SET TASK:
Transcribe every record that appears below, exactly and in full.

RECORDS TO PROCESS:

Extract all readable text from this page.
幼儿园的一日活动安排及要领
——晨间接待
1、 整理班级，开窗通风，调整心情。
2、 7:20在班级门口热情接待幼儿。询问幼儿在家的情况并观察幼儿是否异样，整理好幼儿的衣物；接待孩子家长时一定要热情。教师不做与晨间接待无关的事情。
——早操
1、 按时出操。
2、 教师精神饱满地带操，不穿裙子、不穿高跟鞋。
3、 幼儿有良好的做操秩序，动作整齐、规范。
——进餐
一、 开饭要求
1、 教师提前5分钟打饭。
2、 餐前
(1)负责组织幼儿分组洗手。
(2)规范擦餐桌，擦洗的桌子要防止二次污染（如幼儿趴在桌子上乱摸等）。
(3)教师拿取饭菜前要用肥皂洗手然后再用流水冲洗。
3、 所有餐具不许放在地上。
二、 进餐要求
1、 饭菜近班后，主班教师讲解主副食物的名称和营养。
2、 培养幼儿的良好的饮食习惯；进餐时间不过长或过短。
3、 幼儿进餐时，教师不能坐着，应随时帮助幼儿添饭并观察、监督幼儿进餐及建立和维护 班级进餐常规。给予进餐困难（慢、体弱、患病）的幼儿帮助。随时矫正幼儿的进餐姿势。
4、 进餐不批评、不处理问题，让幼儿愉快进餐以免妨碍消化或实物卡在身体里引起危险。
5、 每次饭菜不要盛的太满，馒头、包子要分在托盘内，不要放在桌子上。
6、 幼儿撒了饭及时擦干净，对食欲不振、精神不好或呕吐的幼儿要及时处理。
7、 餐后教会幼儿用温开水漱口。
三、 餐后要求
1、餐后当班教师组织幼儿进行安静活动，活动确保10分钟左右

SOLUTION TO THE PROBLEM:
Extract all readable text from this page.
幼儿园的一日活动安排及要领
——晨间接待
1、 整理班级，开窗通风，调整心情。
2、 7:20在班级门口热情接待幼儿。询问幼儿在家的情况并观察幼儿是否异样，整理好幼儿的衣物；接待孩子家长时一定要热情。教师不做与晨间接待无关的事情。
——早操
1、 按时出操。
2、 教师精神饱满地带操，不穿裙子、不穿高跟鞋。
3、 幼儿有良好的做操秩序，动作整齐、规范。
——进餐
一、 开饭要求
1、 教师提前5分钟打饭。
2、 餐前
(1)负责组织幼儿分组洗手。
(2)规范擦餐桌，擦洗的桌子要防止二次污染（如幼儿趴在桌子上乱摸等）。
(3)教师拿取饭菜前要用肥皂洗手然后再用流水冲洗。
3、 所有餐具不许放在地上。
二、 进餐要求
1、 饭菜近班后，主班教师讲解主副食物的名称和营养。
2、 培养幼儿的良好的饮食习惯；进餐时间不过长或过短。
3、 幼儿进餐时，教师不能坐着，应随时帮助幼儿添饭并观察、监督幼儿进餐及建立和维护 班级进餐常规。给予进餐困难（慢、体弱、患病）的幼儿帮助。随时矫正幼儿的进餐姿势。
4、 进餐不批评、不处理问题，让幼儿愉快进餐以免妨碍消化或实物卡在身体里引起危险。
5、 每次饭菜不要盛的太满，馒头、包子要分在托盘内，不要放在桌子上。
6、 幼儿撒了饭及时擦干净，对食欲不振、精神不好或呕吐的幼儿要及时处理。
7、 餐后教会幼儿用温开水漱口。
三、 餐后要求
1、餐后当班教师组织幼儿进行安静活动，活动确保10分钟左右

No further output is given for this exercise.